## WHAT THIS TASK INVOLVES
Copy out every line of the records where the string "Bestandskunden" occurs.

(Data records)
###

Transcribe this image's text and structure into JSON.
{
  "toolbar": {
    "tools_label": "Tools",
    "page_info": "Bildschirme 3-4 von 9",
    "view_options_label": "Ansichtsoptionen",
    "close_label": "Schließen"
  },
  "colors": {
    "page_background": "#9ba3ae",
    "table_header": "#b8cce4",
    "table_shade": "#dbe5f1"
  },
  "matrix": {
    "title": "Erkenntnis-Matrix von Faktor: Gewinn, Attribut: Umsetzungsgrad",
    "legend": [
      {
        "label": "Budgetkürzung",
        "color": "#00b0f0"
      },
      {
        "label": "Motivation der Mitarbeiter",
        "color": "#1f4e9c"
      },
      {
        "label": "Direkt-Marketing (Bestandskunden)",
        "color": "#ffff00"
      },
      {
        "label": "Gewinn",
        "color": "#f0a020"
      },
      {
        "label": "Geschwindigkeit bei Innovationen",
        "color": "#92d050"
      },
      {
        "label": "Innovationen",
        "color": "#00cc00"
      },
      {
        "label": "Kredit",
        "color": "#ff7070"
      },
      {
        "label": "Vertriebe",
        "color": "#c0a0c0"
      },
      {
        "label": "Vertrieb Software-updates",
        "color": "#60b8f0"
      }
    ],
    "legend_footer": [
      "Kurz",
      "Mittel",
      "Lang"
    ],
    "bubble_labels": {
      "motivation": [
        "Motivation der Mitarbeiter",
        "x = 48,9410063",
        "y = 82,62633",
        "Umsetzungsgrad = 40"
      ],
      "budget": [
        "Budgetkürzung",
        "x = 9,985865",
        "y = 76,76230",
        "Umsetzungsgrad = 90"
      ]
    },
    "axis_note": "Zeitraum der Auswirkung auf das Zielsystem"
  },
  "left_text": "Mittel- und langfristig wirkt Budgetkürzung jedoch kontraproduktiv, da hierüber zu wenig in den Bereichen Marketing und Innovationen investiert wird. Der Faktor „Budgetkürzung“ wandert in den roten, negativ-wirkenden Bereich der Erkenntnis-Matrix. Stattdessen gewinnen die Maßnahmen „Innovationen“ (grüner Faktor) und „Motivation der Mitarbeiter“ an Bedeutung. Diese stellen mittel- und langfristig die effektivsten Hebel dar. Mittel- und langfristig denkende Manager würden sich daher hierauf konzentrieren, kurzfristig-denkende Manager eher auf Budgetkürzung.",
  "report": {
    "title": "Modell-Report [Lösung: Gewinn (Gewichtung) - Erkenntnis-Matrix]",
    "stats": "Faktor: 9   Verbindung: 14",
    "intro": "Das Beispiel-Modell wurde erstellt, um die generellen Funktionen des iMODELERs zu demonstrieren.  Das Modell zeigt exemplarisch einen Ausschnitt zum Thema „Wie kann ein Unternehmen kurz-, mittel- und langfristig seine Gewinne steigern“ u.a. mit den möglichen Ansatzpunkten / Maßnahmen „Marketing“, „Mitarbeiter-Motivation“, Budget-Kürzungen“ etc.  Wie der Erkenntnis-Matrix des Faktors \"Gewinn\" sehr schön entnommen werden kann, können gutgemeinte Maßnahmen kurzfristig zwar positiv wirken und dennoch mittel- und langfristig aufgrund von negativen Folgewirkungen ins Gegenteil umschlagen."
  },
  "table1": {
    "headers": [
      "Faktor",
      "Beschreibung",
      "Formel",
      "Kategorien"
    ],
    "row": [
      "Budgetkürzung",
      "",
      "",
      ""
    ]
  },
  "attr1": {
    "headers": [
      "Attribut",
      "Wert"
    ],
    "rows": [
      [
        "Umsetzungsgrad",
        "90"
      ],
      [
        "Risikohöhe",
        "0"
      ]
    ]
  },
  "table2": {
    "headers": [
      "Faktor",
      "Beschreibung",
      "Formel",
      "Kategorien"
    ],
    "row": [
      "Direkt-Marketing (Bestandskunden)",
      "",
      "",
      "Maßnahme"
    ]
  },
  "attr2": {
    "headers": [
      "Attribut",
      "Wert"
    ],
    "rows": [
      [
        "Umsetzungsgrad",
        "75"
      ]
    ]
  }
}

###

## RESULT BELOW
        "label": "Direkt-Marketing (Bestandskunden)",
      "Direkt-Marketing (Bestandskunden)",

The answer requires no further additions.